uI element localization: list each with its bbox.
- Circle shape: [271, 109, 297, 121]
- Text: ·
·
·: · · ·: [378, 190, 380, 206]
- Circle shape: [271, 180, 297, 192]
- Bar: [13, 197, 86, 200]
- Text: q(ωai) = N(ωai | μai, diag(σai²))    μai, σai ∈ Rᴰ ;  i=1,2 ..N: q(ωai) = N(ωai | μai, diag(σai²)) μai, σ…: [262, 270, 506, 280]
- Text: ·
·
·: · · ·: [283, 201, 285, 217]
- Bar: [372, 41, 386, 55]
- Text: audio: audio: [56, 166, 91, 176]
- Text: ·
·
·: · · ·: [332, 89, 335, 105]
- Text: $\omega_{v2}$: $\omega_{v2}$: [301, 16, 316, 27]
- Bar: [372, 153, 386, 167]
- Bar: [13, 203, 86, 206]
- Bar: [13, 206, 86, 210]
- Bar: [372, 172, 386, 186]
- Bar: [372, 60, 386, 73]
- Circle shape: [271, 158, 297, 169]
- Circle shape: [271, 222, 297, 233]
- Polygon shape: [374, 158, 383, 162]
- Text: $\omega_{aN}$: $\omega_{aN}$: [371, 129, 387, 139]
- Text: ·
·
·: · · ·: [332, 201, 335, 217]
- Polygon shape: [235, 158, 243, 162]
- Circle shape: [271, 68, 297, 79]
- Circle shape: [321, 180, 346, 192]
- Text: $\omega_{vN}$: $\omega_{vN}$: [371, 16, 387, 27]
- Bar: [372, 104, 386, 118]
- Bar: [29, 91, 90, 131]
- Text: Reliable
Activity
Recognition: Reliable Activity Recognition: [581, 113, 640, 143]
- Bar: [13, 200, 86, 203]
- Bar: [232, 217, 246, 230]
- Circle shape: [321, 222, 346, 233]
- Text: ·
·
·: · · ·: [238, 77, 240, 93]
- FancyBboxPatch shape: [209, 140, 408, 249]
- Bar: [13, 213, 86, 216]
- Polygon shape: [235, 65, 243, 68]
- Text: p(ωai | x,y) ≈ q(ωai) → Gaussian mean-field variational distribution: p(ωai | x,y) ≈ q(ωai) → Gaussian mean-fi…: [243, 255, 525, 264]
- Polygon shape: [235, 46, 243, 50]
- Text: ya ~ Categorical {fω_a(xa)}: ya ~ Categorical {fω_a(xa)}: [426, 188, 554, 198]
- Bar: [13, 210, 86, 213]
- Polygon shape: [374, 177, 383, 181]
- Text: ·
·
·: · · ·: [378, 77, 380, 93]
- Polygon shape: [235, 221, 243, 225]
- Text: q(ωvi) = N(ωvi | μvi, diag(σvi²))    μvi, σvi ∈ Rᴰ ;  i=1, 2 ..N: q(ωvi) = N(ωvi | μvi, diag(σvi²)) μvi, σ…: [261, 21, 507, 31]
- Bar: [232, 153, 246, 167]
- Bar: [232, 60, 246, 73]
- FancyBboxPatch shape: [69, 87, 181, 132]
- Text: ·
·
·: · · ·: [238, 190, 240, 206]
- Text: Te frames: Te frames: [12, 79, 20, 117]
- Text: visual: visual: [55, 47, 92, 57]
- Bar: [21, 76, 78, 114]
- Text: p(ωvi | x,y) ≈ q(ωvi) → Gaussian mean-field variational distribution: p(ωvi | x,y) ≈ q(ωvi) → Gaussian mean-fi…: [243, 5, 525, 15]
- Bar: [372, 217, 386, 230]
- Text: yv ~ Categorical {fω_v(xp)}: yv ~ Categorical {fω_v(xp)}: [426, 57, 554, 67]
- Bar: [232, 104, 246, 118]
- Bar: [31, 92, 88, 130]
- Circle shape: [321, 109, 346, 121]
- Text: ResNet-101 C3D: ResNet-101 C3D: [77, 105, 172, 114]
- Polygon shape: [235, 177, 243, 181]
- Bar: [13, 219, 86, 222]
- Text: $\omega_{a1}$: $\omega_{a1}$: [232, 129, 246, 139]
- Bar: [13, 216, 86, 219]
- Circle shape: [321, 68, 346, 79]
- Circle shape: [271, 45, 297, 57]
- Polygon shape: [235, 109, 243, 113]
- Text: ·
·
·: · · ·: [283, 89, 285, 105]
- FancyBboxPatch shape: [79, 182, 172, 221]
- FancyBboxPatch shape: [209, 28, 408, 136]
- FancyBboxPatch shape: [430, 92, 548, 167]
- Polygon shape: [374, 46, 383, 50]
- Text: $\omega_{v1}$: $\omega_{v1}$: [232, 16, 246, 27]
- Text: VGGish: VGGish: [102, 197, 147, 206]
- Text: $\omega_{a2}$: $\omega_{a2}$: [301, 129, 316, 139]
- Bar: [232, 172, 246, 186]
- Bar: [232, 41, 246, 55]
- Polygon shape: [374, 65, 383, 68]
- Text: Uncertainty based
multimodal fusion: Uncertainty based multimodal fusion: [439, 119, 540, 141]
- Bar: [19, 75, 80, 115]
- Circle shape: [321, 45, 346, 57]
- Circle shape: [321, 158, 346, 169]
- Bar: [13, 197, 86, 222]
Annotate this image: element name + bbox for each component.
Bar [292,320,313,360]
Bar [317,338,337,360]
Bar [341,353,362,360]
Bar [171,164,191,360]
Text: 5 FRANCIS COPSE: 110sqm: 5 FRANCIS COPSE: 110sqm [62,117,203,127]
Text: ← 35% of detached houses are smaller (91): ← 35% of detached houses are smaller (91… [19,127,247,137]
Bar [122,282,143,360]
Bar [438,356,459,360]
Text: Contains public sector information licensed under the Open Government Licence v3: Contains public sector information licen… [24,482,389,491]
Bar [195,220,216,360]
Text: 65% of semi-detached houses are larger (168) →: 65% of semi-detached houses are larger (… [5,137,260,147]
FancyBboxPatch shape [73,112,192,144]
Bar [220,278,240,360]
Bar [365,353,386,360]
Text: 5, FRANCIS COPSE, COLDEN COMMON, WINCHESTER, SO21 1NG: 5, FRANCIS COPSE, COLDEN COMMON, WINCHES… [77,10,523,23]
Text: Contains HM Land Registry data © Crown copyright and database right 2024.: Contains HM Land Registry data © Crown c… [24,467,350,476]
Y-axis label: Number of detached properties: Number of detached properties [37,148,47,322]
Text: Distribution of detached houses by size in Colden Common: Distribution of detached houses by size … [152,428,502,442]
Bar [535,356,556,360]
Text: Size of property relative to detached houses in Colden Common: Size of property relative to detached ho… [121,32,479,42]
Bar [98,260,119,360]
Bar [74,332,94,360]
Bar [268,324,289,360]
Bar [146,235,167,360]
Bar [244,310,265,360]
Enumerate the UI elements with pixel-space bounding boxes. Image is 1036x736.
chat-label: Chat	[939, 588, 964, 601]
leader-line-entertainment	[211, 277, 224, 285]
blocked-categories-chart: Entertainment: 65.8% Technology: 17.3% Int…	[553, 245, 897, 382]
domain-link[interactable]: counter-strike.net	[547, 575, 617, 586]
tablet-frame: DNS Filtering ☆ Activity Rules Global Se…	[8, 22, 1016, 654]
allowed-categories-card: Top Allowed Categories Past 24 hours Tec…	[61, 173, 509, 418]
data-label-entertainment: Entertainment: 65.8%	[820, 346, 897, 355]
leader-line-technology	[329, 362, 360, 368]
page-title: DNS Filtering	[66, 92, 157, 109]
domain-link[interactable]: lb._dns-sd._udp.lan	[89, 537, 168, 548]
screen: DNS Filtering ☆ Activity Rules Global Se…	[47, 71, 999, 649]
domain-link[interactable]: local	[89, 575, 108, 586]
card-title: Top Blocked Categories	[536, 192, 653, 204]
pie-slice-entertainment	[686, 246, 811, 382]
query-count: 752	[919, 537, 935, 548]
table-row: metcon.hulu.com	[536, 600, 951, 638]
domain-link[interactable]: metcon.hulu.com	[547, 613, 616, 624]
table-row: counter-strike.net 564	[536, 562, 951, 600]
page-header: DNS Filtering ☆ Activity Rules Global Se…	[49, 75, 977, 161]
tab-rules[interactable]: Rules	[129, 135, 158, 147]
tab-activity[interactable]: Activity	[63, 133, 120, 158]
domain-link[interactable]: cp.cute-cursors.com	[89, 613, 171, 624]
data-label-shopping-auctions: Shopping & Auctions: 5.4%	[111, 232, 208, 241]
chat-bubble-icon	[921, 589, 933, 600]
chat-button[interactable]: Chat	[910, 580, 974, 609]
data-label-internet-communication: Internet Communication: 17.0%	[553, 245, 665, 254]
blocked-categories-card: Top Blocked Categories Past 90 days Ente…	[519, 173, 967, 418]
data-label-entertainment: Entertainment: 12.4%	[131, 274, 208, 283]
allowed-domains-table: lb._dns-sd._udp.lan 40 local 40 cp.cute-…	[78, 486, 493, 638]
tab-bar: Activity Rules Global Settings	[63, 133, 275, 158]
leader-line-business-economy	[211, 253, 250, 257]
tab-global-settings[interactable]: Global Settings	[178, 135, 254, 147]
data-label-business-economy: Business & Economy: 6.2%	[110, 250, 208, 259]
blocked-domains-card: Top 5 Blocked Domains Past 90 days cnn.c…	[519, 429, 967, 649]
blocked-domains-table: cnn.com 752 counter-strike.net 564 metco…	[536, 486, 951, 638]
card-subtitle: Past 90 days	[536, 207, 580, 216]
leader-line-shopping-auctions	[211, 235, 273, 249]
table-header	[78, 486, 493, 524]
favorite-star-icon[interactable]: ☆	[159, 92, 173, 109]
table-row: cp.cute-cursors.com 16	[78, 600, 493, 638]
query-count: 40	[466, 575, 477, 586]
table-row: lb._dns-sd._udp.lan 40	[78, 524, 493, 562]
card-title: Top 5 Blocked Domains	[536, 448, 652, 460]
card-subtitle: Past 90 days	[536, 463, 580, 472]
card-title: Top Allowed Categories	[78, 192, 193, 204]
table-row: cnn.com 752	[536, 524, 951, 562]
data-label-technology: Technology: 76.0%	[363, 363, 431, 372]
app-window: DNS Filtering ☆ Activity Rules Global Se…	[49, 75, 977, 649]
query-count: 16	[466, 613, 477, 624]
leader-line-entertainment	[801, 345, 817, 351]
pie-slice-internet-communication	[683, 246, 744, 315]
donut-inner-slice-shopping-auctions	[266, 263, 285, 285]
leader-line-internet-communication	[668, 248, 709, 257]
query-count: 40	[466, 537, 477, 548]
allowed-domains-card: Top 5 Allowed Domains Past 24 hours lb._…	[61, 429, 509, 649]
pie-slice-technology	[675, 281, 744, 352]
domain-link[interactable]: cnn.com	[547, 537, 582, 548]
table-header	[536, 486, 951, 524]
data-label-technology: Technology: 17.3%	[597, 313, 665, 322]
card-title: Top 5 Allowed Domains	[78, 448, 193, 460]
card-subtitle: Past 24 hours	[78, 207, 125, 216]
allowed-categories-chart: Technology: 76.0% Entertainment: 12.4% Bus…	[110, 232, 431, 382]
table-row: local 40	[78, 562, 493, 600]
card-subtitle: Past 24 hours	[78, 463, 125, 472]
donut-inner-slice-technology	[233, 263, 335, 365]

····················

Stated exercise =
Recast the lines above as a numbered list, leaving out blank lines. Begin with the first line of the items and continue through the line that contains "- Bar: [232, 217, 246, 230]".

Exercise result =
1. uI element localization: list each with its bbox.
2. - Circle shape: [271, 109, 297, 121]
3. - Text: ·
4. ·
5. ·: · · ·: [378, 190, 380, 206]
6. - Circle shape: [271, 180, 297, 192]
7. - Bar: [13, 197, 86, 200]
8. - Text: q(ωai) = N(ωai | μai, diag(σai²))    μai, σai ∈ Rᴰ ;  i=1,2 ..N: q(ωai) = N(ωai | μai, diag(σai²)) μai, σ…: [262, 270, 506, 280]
9. - Text: ·
10. ·
11. ·: · · ·: [283, 201, 285, 217]
12. - Bar: [372, 41, 386, 55]
13. - Text: audio: audio: [56, 166, 91, 176]
14. - Text: ·
15. ·
16. ·: · · ·: [332, 89, 335, 105]
17. - Text: $\omega_{v2}$: $\omega_{v2}$: [301, 16, 316, 27]
18. - Bar: [372, 153, 386, 167]
19. - Bar: [13, 203, 86, 206]
20. - Bar: [13, 206, 86, 210]
21. - Bar: [372, 172, 386, 186]
22. - Bar: [372, 60, 386, 73]
23. - Circle shape: [271, 158, 297, 169]
24. - Circle shape: [271, 222, 297, 233]
25. - Polygon shape: [374, 158, 383, 162]
26. - Text: $\omega_{aN}$: $\omega_{aN}$: [371, 129, 387, 139]
27. - Text: ·
28. ·
29. ·: · · ·: [332, 201, 335, 217]
30. - Polygon shape: [235, 158, 243, 162]
31. - Circle shape: [271, 68, 297, 79]
32. - Circle shape: [321, 180, 346, 192]
33. - Text: $\omega_{vN}$: $\omega_{vN}$: [371, 16, 387, 27]
34. - Bar: [372, 104, 386, 118]
35. - Bar: [29, 91, 90, 131]
36. - Text: Reliable
37. Activity
38. Recognition: Reliable Activity Recognition: [581, 113, 640, 143]
39. - Bar: [13, 200, 86, 203]
40. - Bar: [232, 217, 246, 230]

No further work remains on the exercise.